• Given request
Please print every record below exactly as it appears.

--- Start Input data ---

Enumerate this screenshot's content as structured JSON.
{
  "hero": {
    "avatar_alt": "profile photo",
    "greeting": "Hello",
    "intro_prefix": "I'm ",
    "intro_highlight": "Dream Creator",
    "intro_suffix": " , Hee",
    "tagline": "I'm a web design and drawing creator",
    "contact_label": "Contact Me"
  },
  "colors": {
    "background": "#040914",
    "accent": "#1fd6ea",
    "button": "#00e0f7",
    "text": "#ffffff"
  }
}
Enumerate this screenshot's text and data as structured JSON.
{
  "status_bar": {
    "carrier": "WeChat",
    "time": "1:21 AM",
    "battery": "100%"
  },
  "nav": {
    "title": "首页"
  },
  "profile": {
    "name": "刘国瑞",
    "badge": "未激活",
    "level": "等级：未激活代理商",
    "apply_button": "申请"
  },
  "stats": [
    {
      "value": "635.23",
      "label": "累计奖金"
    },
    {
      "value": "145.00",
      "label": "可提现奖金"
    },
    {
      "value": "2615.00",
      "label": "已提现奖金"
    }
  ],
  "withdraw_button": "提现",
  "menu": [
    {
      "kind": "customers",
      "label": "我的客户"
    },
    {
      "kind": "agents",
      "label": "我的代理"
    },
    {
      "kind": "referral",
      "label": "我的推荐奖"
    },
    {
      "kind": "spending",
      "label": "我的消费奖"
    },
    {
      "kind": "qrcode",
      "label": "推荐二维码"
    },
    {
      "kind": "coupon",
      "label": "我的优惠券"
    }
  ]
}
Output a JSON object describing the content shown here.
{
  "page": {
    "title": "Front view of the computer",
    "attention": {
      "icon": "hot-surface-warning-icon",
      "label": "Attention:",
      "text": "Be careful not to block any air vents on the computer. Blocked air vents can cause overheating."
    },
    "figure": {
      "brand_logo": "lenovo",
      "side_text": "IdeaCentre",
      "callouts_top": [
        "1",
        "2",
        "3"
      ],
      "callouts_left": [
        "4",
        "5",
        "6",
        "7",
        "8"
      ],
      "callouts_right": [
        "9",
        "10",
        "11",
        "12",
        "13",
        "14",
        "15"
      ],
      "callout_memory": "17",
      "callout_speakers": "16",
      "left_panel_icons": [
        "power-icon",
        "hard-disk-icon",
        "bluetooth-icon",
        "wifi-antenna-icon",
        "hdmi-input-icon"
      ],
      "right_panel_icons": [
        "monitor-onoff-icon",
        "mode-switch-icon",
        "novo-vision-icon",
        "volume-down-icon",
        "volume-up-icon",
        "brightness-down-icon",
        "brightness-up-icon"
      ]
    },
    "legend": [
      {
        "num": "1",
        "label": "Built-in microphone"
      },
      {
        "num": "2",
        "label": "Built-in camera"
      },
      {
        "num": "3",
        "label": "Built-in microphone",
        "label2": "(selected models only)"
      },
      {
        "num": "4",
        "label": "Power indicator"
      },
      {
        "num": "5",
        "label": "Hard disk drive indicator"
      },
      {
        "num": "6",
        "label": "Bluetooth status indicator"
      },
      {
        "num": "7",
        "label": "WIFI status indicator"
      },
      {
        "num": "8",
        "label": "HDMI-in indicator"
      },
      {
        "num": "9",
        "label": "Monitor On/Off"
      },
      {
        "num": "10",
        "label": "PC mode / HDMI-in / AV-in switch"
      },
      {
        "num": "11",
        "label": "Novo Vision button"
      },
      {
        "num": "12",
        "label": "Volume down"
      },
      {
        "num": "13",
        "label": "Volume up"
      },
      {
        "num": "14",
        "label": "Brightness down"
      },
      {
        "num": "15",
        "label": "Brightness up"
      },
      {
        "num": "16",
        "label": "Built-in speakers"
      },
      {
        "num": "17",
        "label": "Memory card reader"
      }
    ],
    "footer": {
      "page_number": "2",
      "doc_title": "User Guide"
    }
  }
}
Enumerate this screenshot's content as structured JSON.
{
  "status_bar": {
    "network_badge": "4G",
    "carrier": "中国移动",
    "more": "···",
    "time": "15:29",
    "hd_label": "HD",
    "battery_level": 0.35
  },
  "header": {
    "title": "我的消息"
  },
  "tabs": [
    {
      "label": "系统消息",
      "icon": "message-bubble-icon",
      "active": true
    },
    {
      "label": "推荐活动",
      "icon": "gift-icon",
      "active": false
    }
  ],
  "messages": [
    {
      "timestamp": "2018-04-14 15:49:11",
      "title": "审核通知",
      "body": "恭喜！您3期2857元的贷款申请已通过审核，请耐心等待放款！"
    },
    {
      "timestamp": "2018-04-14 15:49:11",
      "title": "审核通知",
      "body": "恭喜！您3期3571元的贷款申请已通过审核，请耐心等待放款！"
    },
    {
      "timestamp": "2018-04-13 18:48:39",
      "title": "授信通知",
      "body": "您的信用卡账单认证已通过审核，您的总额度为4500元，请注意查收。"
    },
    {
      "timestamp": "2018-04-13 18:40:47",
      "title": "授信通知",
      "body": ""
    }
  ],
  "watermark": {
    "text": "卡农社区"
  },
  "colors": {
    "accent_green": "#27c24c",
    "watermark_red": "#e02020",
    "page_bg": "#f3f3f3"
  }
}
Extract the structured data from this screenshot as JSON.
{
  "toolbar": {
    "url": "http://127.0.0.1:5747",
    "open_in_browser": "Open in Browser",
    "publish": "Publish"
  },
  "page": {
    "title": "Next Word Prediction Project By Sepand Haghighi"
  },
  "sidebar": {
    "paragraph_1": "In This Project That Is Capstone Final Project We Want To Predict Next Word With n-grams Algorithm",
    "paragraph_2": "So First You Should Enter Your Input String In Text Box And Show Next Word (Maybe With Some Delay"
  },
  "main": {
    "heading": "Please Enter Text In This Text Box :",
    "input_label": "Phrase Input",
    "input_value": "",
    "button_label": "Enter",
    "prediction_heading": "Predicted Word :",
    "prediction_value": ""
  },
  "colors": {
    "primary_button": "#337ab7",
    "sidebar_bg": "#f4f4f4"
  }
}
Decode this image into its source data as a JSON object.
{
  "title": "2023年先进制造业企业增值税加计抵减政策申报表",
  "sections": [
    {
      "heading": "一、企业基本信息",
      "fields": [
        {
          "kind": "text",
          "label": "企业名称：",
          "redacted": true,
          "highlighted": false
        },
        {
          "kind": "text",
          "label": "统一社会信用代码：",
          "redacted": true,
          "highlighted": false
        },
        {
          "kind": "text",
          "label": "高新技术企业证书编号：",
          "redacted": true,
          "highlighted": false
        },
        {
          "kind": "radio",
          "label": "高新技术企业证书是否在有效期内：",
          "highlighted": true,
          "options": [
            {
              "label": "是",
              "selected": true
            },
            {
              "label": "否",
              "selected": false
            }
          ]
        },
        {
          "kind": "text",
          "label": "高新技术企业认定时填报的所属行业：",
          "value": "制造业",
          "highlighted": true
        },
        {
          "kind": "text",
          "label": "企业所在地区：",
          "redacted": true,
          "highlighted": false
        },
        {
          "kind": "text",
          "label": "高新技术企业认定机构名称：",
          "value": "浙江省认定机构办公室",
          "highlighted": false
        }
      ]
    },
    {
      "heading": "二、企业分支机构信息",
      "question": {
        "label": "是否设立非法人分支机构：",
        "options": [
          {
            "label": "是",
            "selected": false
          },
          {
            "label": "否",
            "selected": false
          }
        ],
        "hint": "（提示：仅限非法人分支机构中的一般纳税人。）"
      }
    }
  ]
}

--- End Input data ---

• Expected answer
Enumerate this screenshot's content as structured JSON.
{
  "hero": {
    "avatar_alt": "profile photo",
    "greeting": "Hello",
    "intro_prefix": "I'm ",
    "intro_highlight": "Dream Creator",
    "intro_suffix": " , Hee",
    "tagline": "I'm a web design and drawing creator",
    "contact_label": "Contact Me"
  },
  "colors": {
    "background": "#040914",
    "accent": "#1fd6ea",
    "button": "#00e0f7",
    "text": "#ffffff"
  }
}
Enumerate this screenshot's text and data as structured JSON.
{
  "status_bar": {
    "carrier": "WeChat",
    "time": "1:21 AM",
    "battery": "100%"
  },
  "nav": {
    "title": "首页"
  },
  "profile": {
    "name": "刘国瑞",
    "badge": "未激活",
    "level": "等级：未激活代理商",
    "apply_button": "申请"
  },
  "stats": [
    {
      "value": "635.23",
      "label": "累计奖金"
    },
    {
      "value": "145.00",
      "label": "可提现奖金"
    },
    {
      "value": "2615.00",
      "label": "已提现奖金"
    }
  ],
  "withdraw_button": "提现",
  "menu": [
    {
      "kind": "customers",
      "label": "我的客户"
    },
    {
      "kind": "agents",
      "label": "我的代理"
    },
    {
      "kind": "referral",
      "label": "我的推荐奖"
    },
    {
      "kind": "spending",
      "label": "我的消费奖"
    },
    {
      "kind": "qrcode",
      "label": "推荐二维码"
    },
    {
      "kind": "coupon",
      "label": "我的优惠券"
    }
  ]
}
Output a JSON object describing the content shown here.
{
  "page": {
    "title": "Front view of the computer",
    "attention": {
      "icon": "hot-surface-warning-icon",
      "label": "Attention:",
      "text": "Be careful not to block any air vents on the computer. Blocked air vents can cause overheating."
    },
    "figure": {
      "brand_logo": "lenovo",
      "side_text": "IdeaCentre",
      "callouts_top": [
        "1",
        "2",
        "3"
      ],
      "callouts_left": [
        "4",
        "5",
        "6",
        "7",
        "8"
      ],
      "callouts_right": [
        "9",
        "10",
        "11",
        "12",
        "13",
        "14",
        "15"
      ],
      "callout_memory": "17",
      "callout_speakers": "16",
      "left_panel_icons": [
        "power-icon",
        "hard-disk-icon",
        "bluetooth-icon",
        "wifi-antenna-icon",
        "hdmi-input-icon"
      ],
      "right_panel_icons": [
        "monitor-onoff-icon",
        "mode-switch-icon",
        "novo-vision-icon",
        "volume-down-icon",
        "volume-up-icon",
        "brightness-down-icon",
        "brightness-up-icon"
      ]
    },
    "legend": [
      {
        "num": "1",
        "label": "Built-in microphone"
      },
      {
        "num": "2",
        "label": "Built-in camera"
      },
      {
        "num": "3",
        "label": "Built-in microphone",
        "label2": "(selected models only)"
      },
      {
        "num": "4",
        "label": "Power indicator"
      },
      {
        "num": "5",
        "label": "Hard disk drive indicator"
      },
      {
        "num": "6",
        "label": "Bluetooth status indicator"
      },
      {
        "num": "7",
        "label": "WIFI status indicator"
      },
      {
        "num": "8",
        "label": "HDMI-in indicator"
      },
      {
        "num": "9",
        "label": "Monitor On/Off"
      },
      {
        "num": "10",
        "label": "PC mode / HDMI-in / AV-in switch"
      },
      {
        "num": "11",
        "label": "Novo Vision button"
      },
      {
        "num": "12",
        "label": "Volume down"
      },
      {
        "num": "13",
        "label": "Volume up"
      },
      {
        "num": "14",
        "label": "Brightness down"
      },
      {
        "num": "15",
        "label": "Brightness up"
      },
      {
        "num": "16",
        "label": "Built-in speakers"
      },
      {
        "num": "17",
        "label": "Memory card reader"
      }
    ],
    "footer": {
      "page_number": "2",
      "doc_title": "User Guide"
    }
  }
}
Enumerate this screenshot's content as structured JSON.
{
  "status_bar": {
    "network_badge": "4G",
    "carrier": "中国移动",
    "more": "···",
    "time": "15:29",
    "hd_label": "HD",
    "battery_level": 0.35
  },
  "header": {
    "title": "我的消息"
  },
  "tabs": [
    {
      "label": "系统消息",
      "icon": "message-bubble-icon",
      "active": true
    },
    {
      "label": "推荐活动",
      "icon": "gift-icon",
      "active": false
    }
  ],
  "messages": [
    {
      "timestamp": "2018-04-14 15:49:11",
      "title": "审核通知",
      "body": "恭喜！您3期2857元的贷款申请已通过审核，请耐心等待放款！"
    },
    {
      "timestamp": "2018-04-14 15:49:11",
      "title": "审核通知",
      "body": "恭喜！您3期3571元的贷款申请已通过审核，请耐心等待放款！"
    },
    {
      "timestamp": "2018-04-13 18:48:39",
      "title": "授信通知",
      "body": "您的信用卡账单认证已通过审核，您的总额度为4500元，请注意查收。"
    },
    {
      "timestamp": "2018-04-13 18:40:47",
      "title": "授信通知",
      "body": ""
    }
  ],
  "watermark": {
    "text": "卡农社区"
  },
  "colors": {
    "accent_green": "#27c24c",
    "watermark_red": "#e02020",
    "page_bg": "#f3f3f3"
  }
}
Extract the structured data from this screenshot as JSON.
{
  "toolbar": {
    "url": "http://127.0.0.1:5747",
    "open_in_browser": "Open in Browser",
    "publish": "Publish"
  },
  "page": {
    "title": "Next Word Prediction Project By Sepand Haghighi"
  },
  "sidebar": {
    "paragraph_1": "In This Project That Is Capstone Final Project We Want To Predict Next Word With n-grams Algorithm",
    "paragraph_2": "So First You Should Enter Your Input String In Text Box And Show Next Word (Maybe With Some Delay"
  },
  "main": {
    "heading": "Please Enter Text In This Text Box :",
    "input_label": "Phrase Input",
    "input_value": "",
    "button_label": "Enter",
    "prediction_heading": "Predicted Word :",
    "prediction_value": ""
  },
  "colors": {
    "primary_button": "#337ab7",
    "sidebar_bg": "#f4f4f4"
  }
}
Decode this image into its source data as a JSON object.
{
  "title": "2023年先进制造业企业增值税加计抵减政策申报表",
  "sections": [
    {
      "heading": "一、企业基本信息",
      "fields": [
        {
          "kind": "text",
          "label": "企业名称：",
          "redacted": true,
          "highlighted": false
        },
        {
          "kind": "text",
          "label": "统一社会信用代码：",
          "redacted": true,
          "highlighted": false
        },
        {
          "kind": "text",
          "label": "高新技术企业证书编号：",
          "redacted": true,
          "highlighted": false
        },
        {
          "kind": "radio",
          "label": "高新技术企业证书是否在有效期内：",
          "highlighted": true,
          "options": [
            {
              "label": "是",
              "selected": true
            },
            {
              "label": "否",
              "selected": false
            }
          ]
        },
        {
          "kind": "text",
          "label": "高新技术企业认定时填报的所属行业：",
          "value": "制造业",
          "highlighted": true
        },
        {
          "kind": "text",
          "label": "企业所在地区：",
          "redacted": true,
          "highlighted": false
        },
        {
          "kind": "text",
          "label": "高新技术企业认定机构名称：",
          "value": "浙江省认定机构办公室",
          "highlighted": false
        }
      ]
    },
    {
      "heading": "二、企业分支机构信息",
      "question": {
        "label": "是否设立非法人分支机构：",
        "options": [
          {
            "label": "是",
            "selected": false
          },
          {
            "label": "否",
            "selected": false
          }
        ],
        "hint": "（提示：仅限非法人分支机构中的一般纳税人。）"
      }
    }
  ]
}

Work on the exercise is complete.